# To be done
Each line that holds the word "years" counts once; give the total for the records below and nothing else.
▽
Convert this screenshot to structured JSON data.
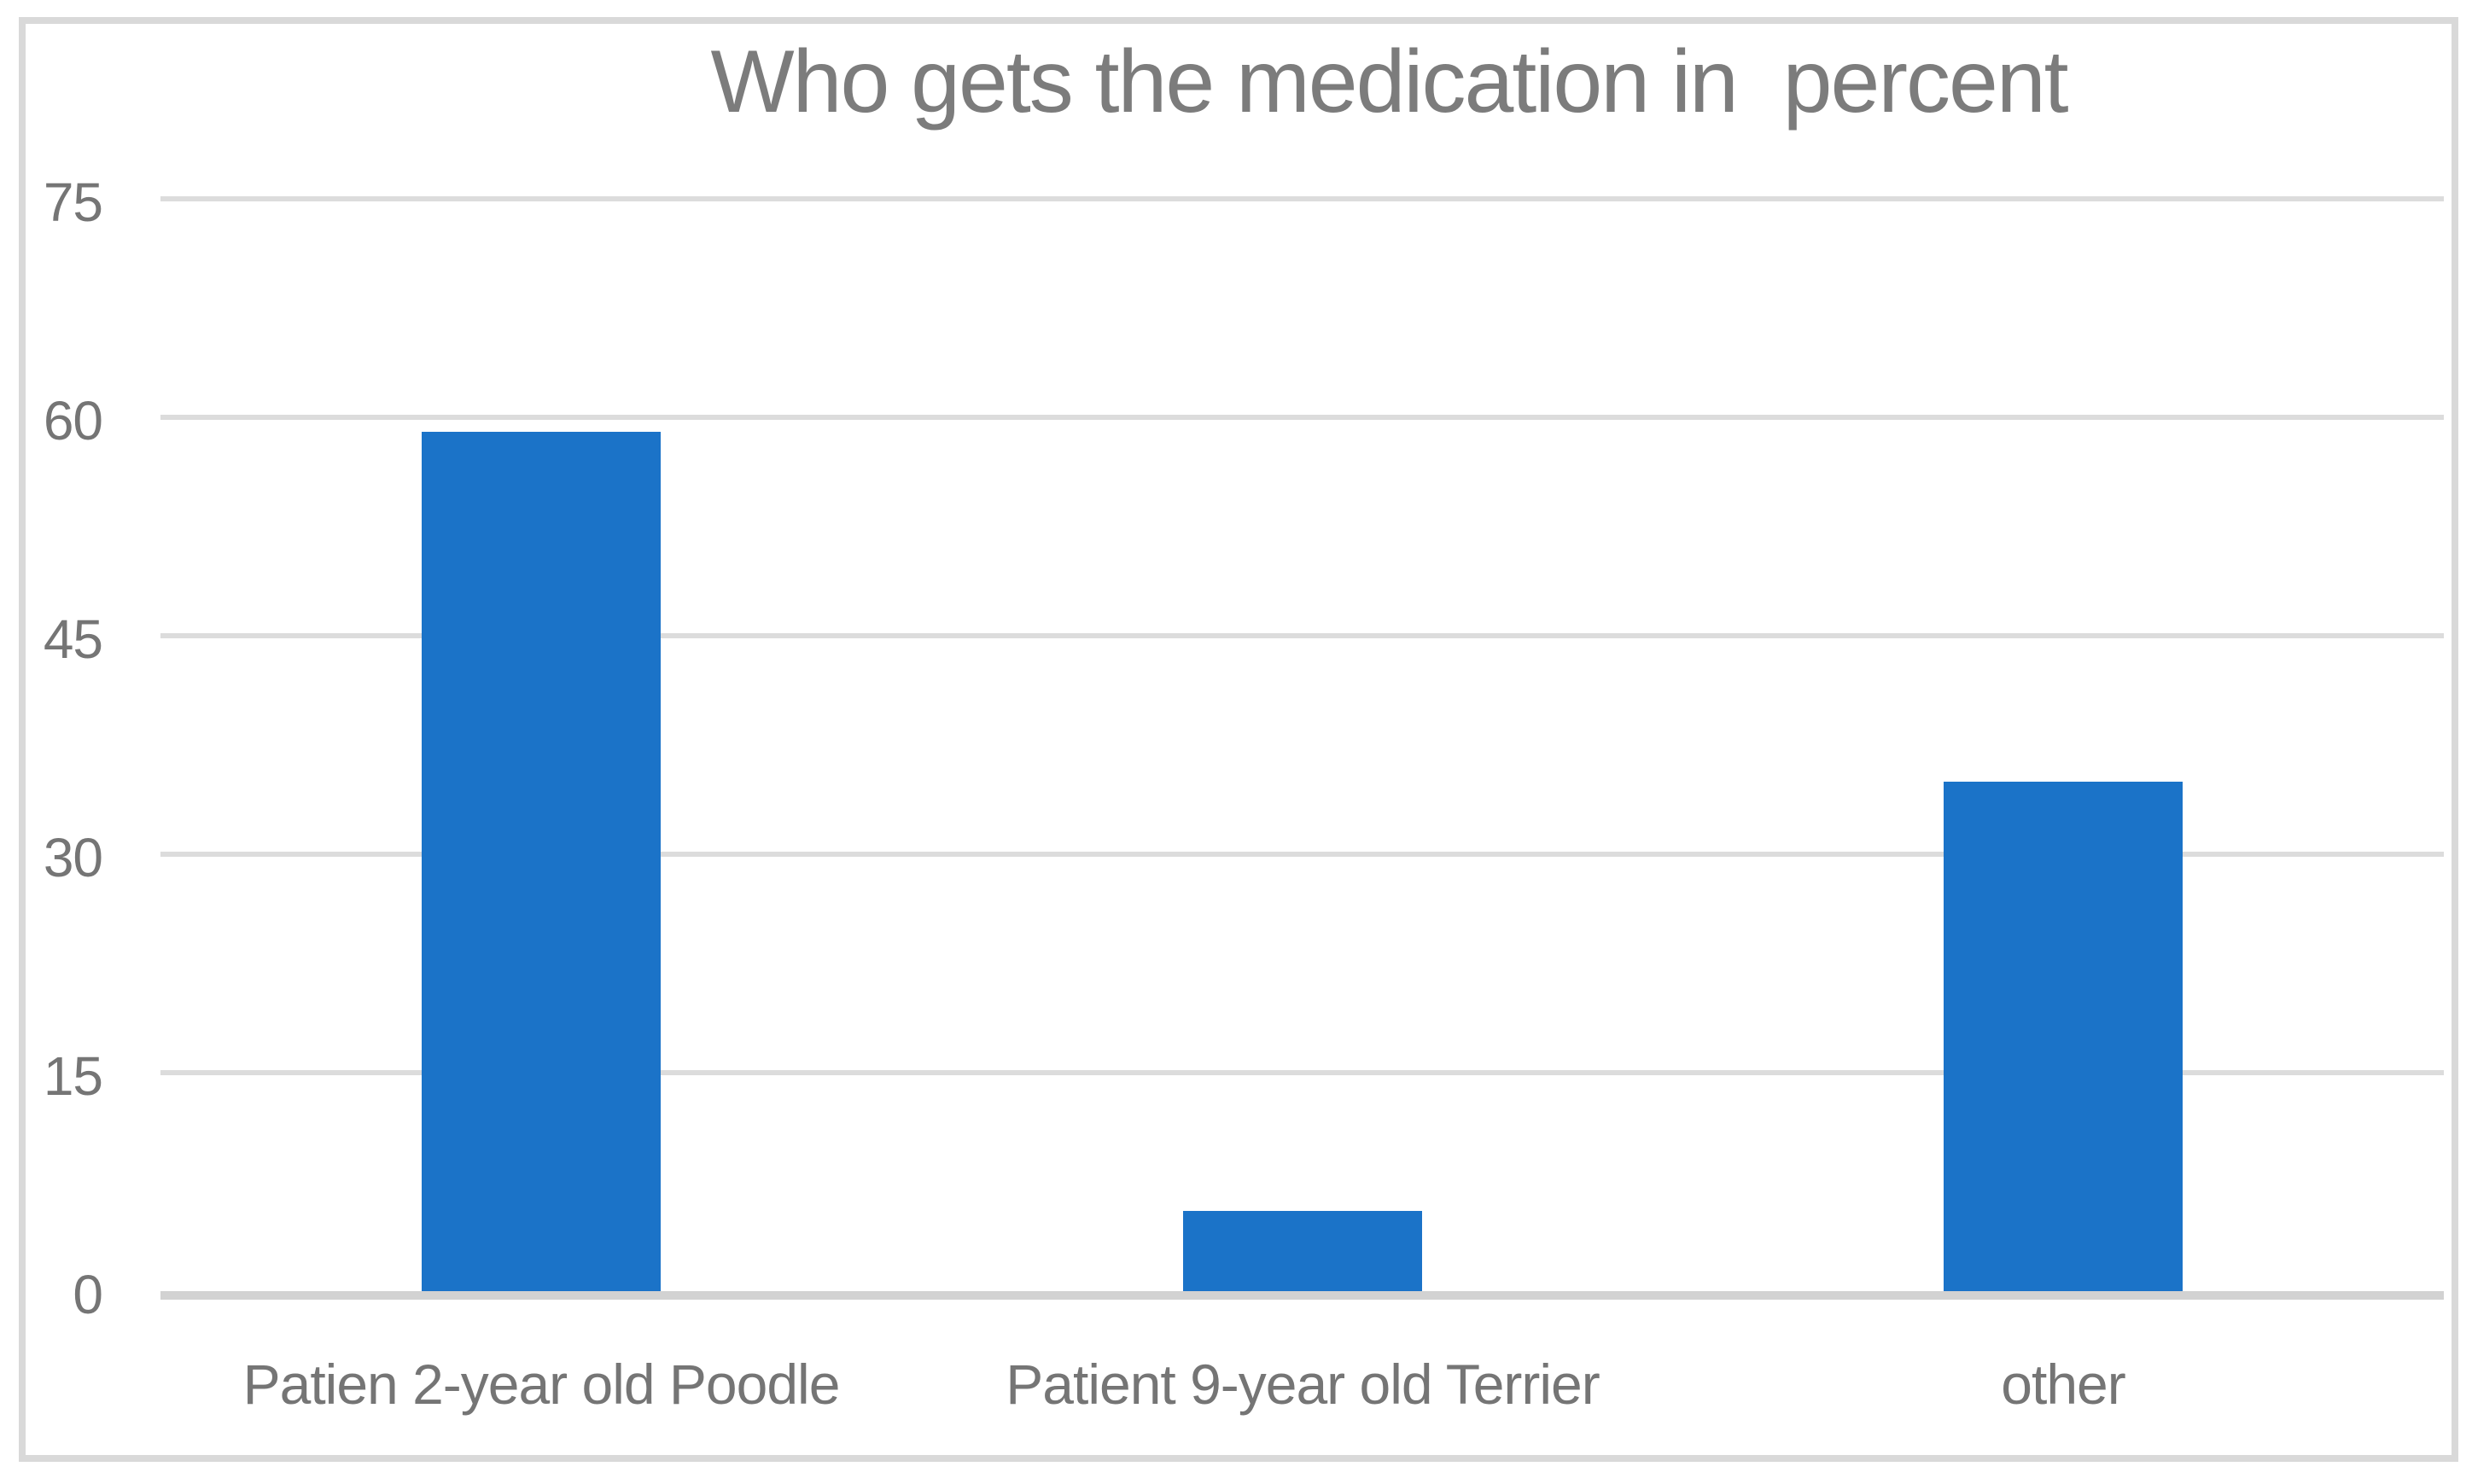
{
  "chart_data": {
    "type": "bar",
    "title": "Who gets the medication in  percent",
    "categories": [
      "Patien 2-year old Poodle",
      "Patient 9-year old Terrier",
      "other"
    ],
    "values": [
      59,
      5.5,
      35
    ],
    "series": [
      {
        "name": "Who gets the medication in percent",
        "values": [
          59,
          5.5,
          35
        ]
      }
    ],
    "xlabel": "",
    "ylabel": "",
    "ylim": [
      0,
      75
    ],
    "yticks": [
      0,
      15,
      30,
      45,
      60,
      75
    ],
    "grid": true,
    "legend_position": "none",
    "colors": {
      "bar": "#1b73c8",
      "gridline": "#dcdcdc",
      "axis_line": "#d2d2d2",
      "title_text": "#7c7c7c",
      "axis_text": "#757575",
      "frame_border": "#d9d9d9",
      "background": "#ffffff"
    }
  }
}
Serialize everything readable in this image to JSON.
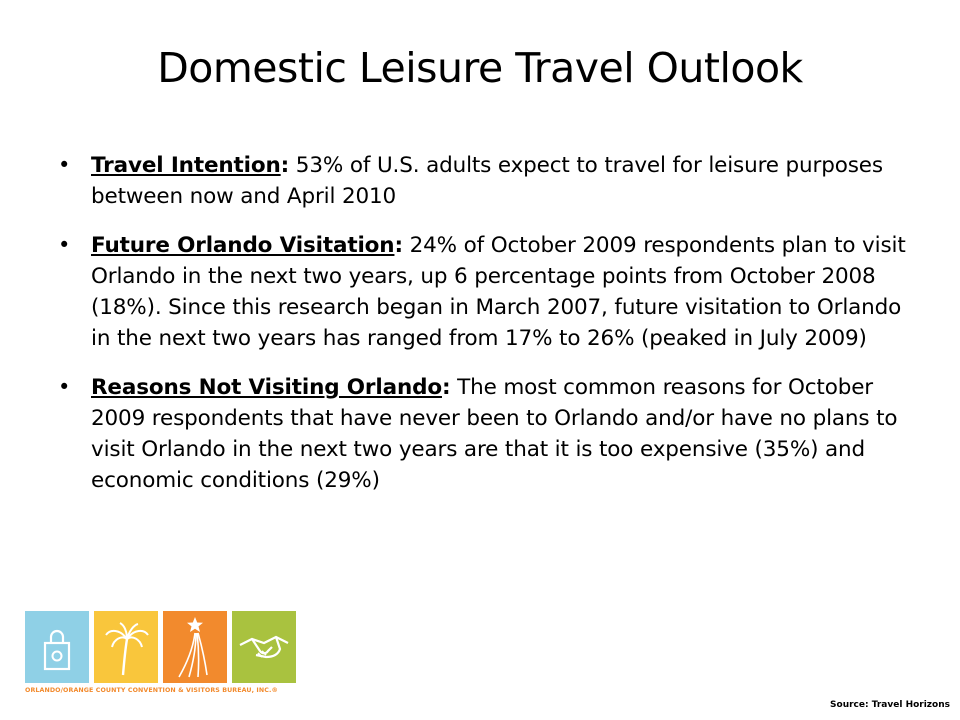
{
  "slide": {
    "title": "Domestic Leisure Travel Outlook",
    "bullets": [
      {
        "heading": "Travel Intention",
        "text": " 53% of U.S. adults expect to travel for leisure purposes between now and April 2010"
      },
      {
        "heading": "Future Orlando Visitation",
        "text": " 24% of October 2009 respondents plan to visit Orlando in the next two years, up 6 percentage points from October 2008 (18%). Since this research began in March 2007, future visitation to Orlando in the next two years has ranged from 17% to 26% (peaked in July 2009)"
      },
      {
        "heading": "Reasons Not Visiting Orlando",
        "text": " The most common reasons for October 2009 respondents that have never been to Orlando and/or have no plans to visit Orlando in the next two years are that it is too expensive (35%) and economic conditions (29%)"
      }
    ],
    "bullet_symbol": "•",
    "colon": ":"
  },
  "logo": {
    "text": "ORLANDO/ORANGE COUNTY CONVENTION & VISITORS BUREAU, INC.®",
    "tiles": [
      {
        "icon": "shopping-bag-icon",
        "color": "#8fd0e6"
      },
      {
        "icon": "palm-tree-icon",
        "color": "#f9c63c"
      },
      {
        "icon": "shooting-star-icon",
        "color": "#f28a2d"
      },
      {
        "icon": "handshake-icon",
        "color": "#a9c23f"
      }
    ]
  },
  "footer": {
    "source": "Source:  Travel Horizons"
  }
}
△
# Answer below
2